» Given request A
In the passage on nonprofit regulation and tax transparency, which FATF Recommendation first included an express focus on the nonprofit sector?

» Document passage
In parallel, FATF released the first version of its Recommendations aimed at combatting the misuse of financial systems in 1990. The 9/11 attacks led to an increased focus on the financing of terrorism. The FATF Recommendations were revised and included for the first time an express focus in the nonprofit sector in its Recommendation 8 (R8). Rather unhelpfully, R8 included the phrase “particularly vulnerable” to describe the risk of abuse of NPOs for terrorist financing purposes. However, helpfully, R8 proceeds on a “functional definition” basis—FATF defines NPOs based on their “activities and characteristics”, and from there considers risk and proportionality. See International Standards on Combating Money Laundering and the Financing of Terrorism & Proliferation: The FATF Recommendations, updated June 2019.
Foreign Account Tax Compliance Act (FATCA)
2009 is a watershed moment for tax transparency efforts, both at the G20/OECD level, and with the introduction of FATCA (in fact brought in as part of the Hiring Incentives to Restore Employment Act of 2010; Regulations were issued in 2012).
FATCA is broad and complex; a U.S. regime with international effect that is aimed at identifying the assets U.S. taxpayers may not be properly reporting to the Internal Revenue Service (IRS). Its full effect is outside the scope of this article, but briefly, FATCA requires financial institutions (FIs) to report to the IRS information about financial accounts held by U.S. taxpayers, or by foreign entities in which U.S. taxpayers have a significant interest. FATCA must be seen alongside its Intergovernmental Agreement (IGA) regime, since as an alternative to registering directly with the IRS, FIs can instead comply with the relevant IGA in their jurisdiction of residence.
NPOs are not fully excluded from FATCA—like any other person or entity engaging with a bank, NPOs are required to self-certify their FATCA/IGA status. However, crucially, the FATCA Regulations and the IGAs recognize NPOs as such using a “functional definition” based on their purposes, activities and registered status, and limit the effect of the regime on them using a ‘deemed compliant’ category. See U.S. Department of Treasury Resource Center, Foreign Account Tax Compliance Act (FATCA).
As a result, the impact of FATCA on most NPOs is limited to the periodic completion of a (perhaps confusing) self-certification form.
Common Reporting Standard (CRS)
The FATCA/IGA approach proved attractive to tax authorities, and the G20 endorsed a proposal for a global automatic exchange of information model, culminating in the OECD’s CRS. See OECD, Automatic Exchange Portal.

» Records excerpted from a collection
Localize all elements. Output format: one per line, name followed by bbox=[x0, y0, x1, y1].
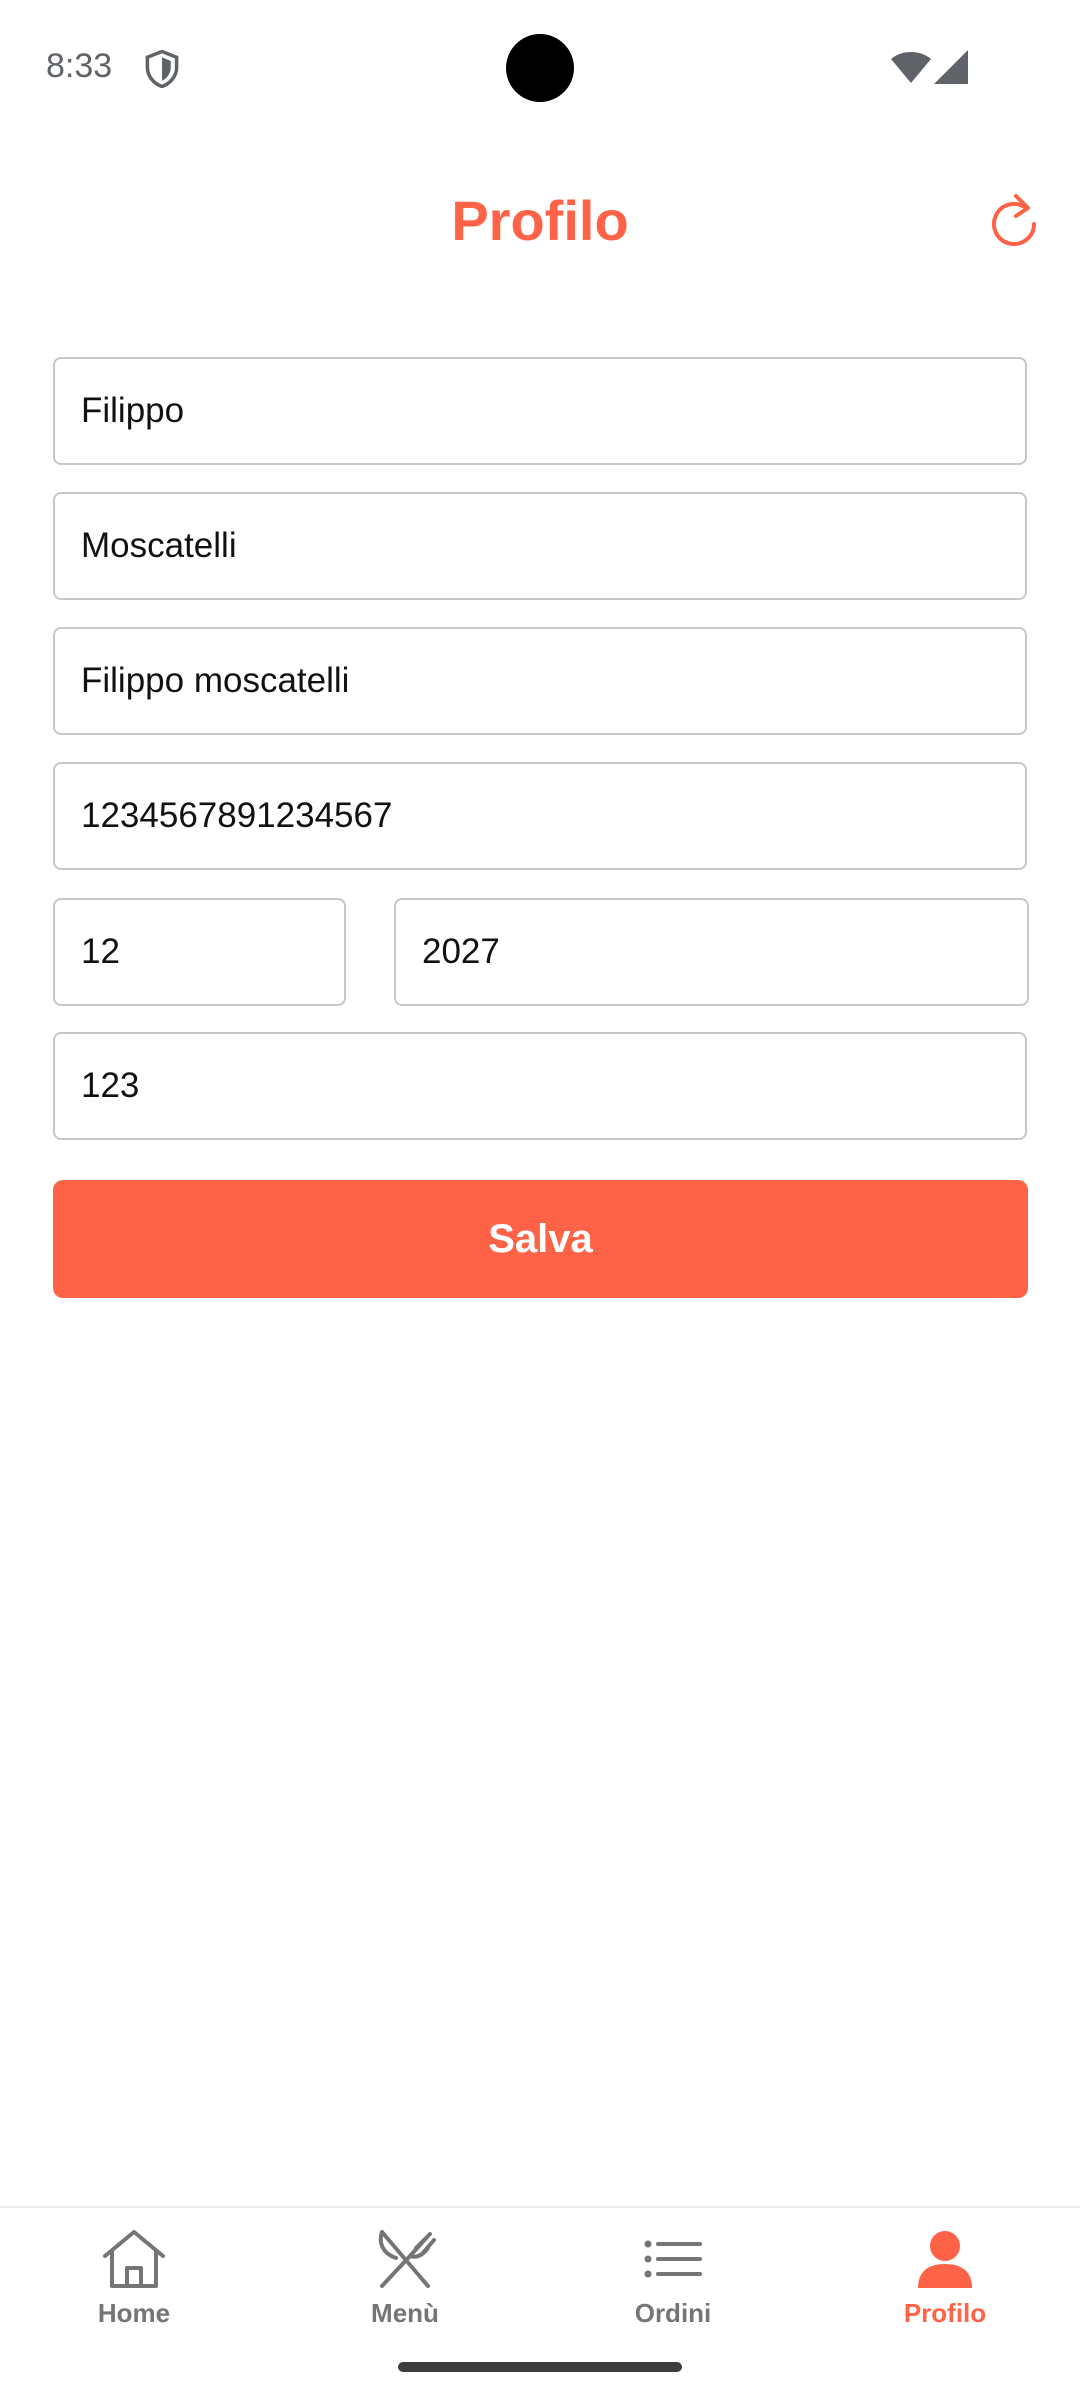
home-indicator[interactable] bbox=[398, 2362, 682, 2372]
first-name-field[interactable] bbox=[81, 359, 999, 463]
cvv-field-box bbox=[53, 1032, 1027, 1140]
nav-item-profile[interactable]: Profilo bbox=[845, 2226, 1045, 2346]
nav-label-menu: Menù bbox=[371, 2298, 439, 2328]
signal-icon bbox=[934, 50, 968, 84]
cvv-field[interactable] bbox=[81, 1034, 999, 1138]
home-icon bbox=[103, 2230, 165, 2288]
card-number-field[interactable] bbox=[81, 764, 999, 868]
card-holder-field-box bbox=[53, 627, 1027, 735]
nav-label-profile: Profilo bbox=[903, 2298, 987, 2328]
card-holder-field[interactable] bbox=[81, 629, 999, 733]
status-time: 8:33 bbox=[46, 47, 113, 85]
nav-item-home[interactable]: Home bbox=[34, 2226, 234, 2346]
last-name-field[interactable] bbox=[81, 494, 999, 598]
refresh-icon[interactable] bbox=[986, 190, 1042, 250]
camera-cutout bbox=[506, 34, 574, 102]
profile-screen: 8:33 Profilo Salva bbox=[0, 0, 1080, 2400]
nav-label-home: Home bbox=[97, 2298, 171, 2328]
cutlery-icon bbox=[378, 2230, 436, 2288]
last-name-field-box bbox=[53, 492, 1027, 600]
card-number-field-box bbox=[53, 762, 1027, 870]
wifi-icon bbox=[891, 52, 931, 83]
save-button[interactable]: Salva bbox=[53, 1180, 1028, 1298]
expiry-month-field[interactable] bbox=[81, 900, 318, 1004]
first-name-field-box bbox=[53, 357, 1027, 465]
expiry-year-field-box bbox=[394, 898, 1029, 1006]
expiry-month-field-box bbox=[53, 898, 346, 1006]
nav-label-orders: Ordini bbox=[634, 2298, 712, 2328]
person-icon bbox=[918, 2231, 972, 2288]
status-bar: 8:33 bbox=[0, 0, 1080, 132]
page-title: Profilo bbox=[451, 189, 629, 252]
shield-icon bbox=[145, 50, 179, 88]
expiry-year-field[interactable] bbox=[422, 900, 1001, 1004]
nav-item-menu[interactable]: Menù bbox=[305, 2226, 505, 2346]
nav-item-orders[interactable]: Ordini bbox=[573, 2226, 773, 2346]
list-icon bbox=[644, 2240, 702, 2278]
...
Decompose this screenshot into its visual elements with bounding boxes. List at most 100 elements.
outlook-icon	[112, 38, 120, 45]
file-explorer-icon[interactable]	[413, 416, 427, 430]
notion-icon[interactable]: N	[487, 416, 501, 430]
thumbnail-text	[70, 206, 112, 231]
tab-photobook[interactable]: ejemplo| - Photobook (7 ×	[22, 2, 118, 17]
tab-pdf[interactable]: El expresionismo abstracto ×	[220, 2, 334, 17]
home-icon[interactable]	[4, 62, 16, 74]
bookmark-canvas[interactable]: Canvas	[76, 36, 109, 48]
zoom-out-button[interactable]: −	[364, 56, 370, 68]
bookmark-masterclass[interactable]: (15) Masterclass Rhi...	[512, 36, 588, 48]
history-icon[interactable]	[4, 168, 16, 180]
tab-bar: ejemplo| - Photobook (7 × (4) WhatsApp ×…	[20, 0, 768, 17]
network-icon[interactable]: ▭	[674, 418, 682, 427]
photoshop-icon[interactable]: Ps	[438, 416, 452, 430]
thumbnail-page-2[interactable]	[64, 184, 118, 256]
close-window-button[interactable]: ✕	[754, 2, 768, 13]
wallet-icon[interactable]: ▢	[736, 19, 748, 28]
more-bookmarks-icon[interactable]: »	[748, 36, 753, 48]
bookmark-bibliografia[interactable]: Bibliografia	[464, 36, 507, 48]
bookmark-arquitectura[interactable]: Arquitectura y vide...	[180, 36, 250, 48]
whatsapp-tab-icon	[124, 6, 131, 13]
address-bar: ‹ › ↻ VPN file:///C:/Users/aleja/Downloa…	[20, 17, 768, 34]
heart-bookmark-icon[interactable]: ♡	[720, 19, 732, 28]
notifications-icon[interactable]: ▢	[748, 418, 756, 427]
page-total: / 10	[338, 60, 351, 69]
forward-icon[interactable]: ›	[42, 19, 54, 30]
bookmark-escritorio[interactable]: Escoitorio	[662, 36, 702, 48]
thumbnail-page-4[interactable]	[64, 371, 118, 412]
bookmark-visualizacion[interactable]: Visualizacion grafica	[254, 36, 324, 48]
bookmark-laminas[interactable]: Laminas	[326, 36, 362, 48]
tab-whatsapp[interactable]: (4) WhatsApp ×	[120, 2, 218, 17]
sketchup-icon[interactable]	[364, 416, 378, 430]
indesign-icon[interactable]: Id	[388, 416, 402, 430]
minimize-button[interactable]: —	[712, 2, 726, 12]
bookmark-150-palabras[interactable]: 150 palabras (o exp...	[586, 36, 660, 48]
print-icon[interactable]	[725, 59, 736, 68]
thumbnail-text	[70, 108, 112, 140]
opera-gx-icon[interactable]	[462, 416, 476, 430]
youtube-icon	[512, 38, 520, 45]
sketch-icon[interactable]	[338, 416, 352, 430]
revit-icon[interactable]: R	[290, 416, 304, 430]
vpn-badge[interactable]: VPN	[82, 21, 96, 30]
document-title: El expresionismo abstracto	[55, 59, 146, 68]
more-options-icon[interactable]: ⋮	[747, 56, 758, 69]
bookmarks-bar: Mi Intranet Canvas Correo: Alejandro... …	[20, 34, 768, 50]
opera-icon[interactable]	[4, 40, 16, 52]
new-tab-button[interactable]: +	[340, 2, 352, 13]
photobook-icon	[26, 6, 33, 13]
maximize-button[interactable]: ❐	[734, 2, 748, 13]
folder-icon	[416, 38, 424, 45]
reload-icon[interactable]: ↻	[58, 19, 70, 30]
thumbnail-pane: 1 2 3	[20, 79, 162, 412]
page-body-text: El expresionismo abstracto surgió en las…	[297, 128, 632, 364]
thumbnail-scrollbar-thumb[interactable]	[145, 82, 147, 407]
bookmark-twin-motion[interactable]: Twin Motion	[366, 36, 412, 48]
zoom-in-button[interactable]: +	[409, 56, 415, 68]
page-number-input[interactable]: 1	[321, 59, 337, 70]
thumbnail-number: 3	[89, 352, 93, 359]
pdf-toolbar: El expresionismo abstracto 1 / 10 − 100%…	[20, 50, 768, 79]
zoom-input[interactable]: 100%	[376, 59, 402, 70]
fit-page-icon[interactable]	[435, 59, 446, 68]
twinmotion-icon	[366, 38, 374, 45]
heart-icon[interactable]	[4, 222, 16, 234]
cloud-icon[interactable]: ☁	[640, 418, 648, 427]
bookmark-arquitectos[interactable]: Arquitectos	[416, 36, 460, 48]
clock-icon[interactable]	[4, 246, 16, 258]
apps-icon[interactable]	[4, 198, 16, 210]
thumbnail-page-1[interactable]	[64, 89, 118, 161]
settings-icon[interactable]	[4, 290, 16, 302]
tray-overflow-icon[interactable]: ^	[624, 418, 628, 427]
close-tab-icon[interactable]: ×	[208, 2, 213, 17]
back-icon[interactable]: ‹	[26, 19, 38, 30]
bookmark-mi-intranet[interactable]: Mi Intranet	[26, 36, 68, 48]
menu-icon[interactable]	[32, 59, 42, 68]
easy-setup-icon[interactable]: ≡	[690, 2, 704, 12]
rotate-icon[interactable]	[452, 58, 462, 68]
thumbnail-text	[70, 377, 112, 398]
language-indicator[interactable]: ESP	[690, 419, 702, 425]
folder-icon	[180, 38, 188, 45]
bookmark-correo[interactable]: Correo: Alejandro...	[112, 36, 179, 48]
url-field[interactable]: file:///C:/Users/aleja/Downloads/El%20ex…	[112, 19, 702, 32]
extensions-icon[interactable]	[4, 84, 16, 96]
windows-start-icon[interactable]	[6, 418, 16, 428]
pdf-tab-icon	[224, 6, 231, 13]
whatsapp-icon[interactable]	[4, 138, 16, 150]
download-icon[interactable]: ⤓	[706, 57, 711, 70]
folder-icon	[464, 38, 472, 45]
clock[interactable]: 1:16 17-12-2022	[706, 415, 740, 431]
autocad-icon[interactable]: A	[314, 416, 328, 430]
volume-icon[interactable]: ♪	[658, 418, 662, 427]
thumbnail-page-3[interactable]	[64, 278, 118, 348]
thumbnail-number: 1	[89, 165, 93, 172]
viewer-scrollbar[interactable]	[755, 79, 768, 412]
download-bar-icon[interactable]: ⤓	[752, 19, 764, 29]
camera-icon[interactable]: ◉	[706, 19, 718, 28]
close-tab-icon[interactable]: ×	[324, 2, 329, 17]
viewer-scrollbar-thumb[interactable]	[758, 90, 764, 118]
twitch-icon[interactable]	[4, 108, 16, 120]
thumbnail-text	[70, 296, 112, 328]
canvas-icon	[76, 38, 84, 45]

» Given request B
Return the lines of the records from the line with "Localize all elements." to the line with "list-icon bbox=[644, 2240, 702, 2278]", both included, exactly as they appear, and leave out the picture.

» Written response A
Recommendation 8 (R8).

» Written response B
Localize all elements. Output format: one per line, name followed by bbox=[x0, y0, x1, y1].
home-indicator[interactable] bbox=[398, 2362, 682, 2372]
first-name-field[interactable] bbox=[81, 359, 999, 463]
cvv-field-box bbox=[53, 1032, 1027, 1140]
nav-item-profile[interactable]: Profilo bbox=[845, 2226, 1045, 2346]
nav-label-menu: Menù bbox=[371, 2298, 439, 2328]
signal-icon bbox=[934, 50, 968, 84]
cvv-field[interactable] bbox=[81, 1034, 999, 1138]
home-icon bbox=[103, 2230, 165, 2288]
card-number-field[interactable] bbox=[81, 764, 999, 868]
card-holder-field-box bbox=[53, 627, 1027, 735]
nav-label-profile: Profilo bbox=[903, 2298, 987, 2328]
card-holder-field[interactable] bbox=[81, 629, 999, 733]
status-time: 8:33 bbox=[46, 47, 113, 85]
nav-item-home[interactable]: Home bbox=[34, 2226, 234, 2346]
last-name-field[interactable] bbox=[81, 494, 999, 598]
refresh-icon[interactable] bbox=[986, 190, 1042, 250]
camera-cutout bbox=[506, 34, 574, 102]
profile-screen: 8:33 Profilo Salva bbox=[0, 0, 1080, 2400]
nav-label-home: Home bbox=[97, 2298, 171, 2328]
cutlery-icon bbox=[378, 2230, 436, 2288]
last-name-field-box bbox=[53, 492, 1027, 600]
card-number-field-box bbox=[53, 762, 1027, 870]
wifi-icon bbox=[891, 52, 931, 83]
save-button[interactable]: Salva bbox=[53, 1180, 1028, 1298]
expiry-month-field[interactable] bbox=[81, 900, 318, 1004]
first-name-field-box bbox=[53, 357, 1027, 465]
expiry-year-field-box bbox=[394, 898, 1029, 1006]
expiry-month-field-box bbox=[53, 898, 346, 1006]
nav-label-orders: Ordini bbox=[634, 2298, 712, 2328]
person-icon bbox=[918, 2231, 972, 2288]
status-bar: 8:33 bbox=[0, 0, 1080, 132]
page-title: Profilo bbox=[451, 189, 629, 252]
shield-icon bbox=[145, 50, 179, 88]
expiry-year-field[interactable] bbox=[422, 900, 1001, 1004]
nav-item-menu[interactable]: Menù bbox=[305, 2226, 505, 2346]
nav-item-orders[interactable]: Ordini bbox=[573, 2226, 773, 2346]
list-icon bbox=[644, 2240, 702, 2278]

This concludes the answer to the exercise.